--- START ---

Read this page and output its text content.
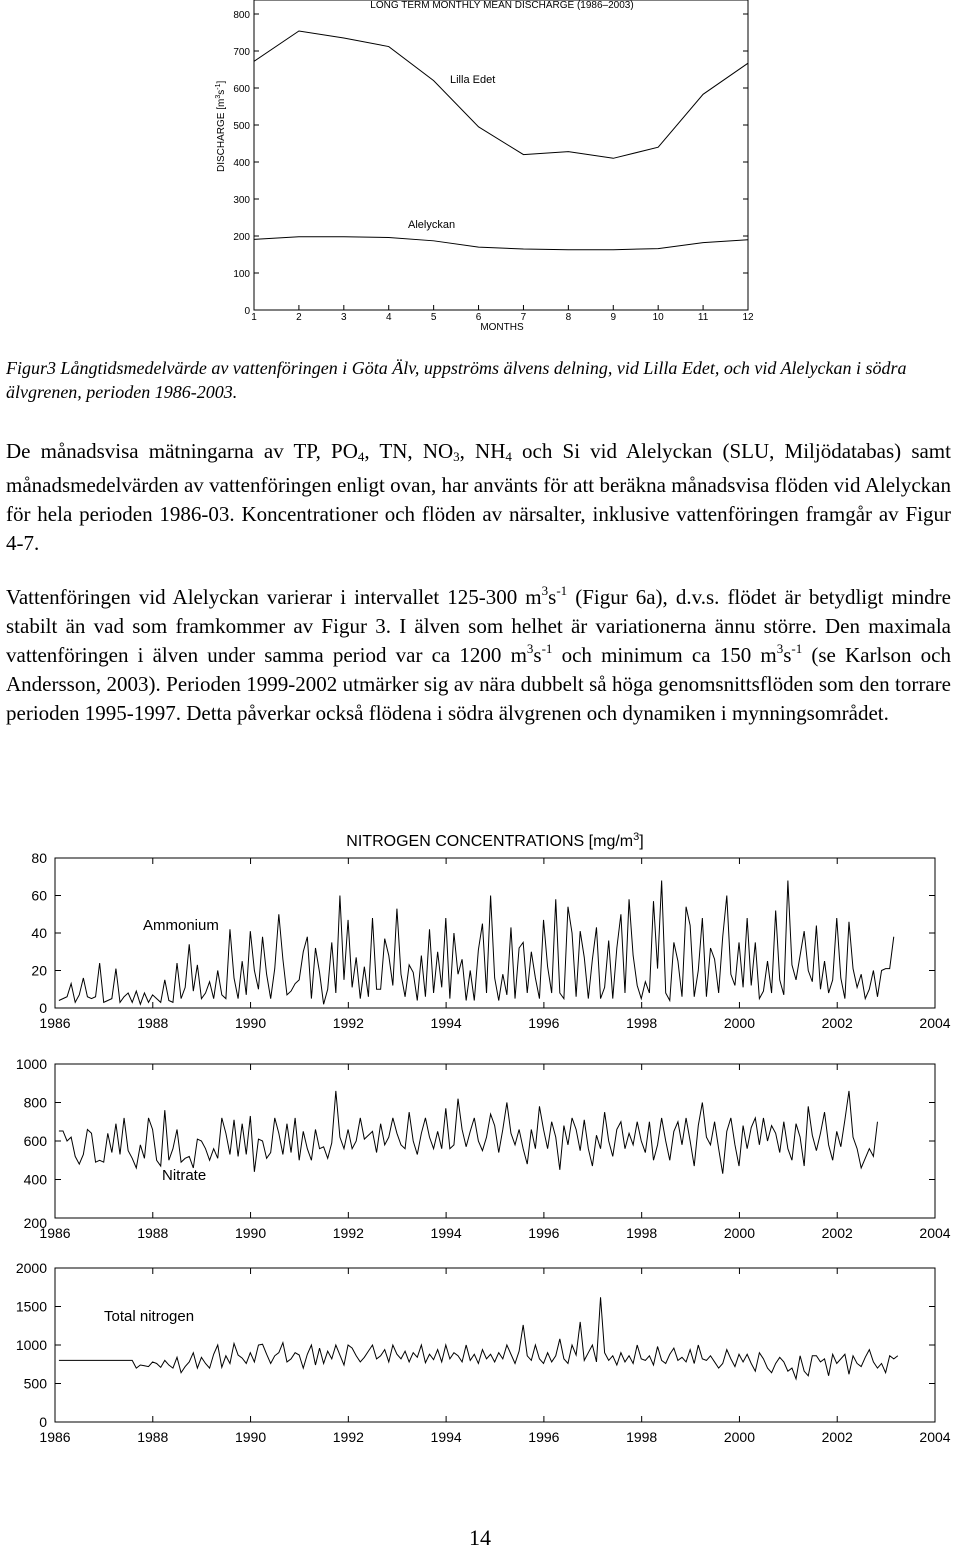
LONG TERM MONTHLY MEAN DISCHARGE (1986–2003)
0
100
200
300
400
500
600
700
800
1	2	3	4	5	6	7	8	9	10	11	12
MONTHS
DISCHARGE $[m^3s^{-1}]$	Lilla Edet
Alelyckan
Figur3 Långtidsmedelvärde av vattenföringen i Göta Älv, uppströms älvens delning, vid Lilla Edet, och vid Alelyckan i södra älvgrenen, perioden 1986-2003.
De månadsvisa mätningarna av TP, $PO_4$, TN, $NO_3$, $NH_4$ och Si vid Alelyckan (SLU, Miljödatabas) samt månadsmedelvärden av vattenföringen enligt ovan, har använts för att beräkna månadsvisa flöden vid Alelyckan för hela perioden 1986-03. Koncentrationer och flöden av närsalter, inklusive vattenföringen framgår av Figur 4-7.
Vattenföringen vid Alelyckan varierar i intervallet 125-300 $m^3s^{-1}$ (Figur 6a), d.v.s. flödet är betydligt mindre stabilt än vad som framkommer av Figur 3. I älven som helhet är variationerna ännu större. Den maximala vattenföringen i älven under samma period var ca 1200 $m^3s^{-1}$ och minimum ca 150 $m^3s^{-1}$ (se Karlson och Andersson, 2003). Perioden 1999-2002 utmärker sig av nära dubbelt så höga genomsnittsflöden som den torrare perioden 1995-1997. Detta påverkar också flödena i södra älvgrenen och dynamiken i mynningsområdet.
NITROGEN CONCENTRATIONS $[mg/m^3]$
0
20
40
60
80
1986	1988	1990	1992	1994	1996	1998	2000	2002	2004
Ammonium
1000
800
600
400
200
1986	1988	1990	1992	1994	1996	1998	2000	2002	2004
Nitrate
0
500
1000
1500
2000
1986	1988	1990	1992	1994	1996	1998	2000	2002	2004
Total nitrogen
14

--- END ---
--- START ---

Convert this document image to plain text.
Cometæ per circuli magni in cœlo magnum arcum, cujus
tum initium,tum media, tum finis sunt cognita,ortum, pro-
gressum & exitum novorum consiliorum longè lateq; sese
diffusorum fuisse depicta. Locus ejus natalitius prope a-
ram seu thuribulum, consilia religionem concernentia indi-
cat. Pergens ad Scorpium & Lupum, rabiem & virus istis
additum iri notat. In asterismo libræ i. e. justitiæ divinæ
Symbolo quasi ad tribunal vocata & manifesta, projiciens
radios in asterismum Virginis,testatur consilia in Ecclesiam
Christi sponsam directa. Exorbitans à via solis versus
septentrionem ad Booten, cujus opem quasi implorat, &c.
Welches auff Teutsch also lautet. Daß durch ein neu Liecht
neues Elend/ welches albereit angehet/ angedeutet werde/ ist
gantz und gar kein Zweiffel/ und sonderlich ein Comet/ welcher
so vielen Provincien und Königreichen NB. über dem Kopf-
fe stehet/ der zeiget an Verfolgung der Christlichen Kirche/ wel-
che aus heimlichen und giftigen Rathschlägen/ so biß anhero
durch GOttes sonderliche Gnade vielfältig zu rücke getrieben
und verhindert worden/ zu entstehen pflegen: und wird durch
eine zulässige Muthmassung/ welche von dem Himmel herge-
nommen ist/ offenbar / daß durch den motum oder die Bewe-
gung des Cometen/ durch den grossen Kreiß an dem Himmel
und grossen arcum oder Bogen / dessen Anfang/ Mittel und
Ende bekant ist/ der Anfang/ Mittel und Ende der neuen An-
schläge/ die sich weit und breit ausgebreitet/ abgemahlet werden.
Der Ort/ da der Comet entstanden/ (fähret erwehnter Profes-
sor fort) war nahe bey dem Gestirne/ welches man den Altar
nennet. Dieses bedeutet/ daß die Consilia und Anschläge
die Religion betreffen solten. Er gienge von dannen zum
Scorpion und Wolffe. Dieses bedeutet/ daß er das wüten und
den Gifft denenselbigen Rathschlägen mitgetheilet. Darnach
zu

--- END ---

Every line in the records above that contains the word "text" should be copied out.

Read this page and output its text content.
Convert this document image to plain text.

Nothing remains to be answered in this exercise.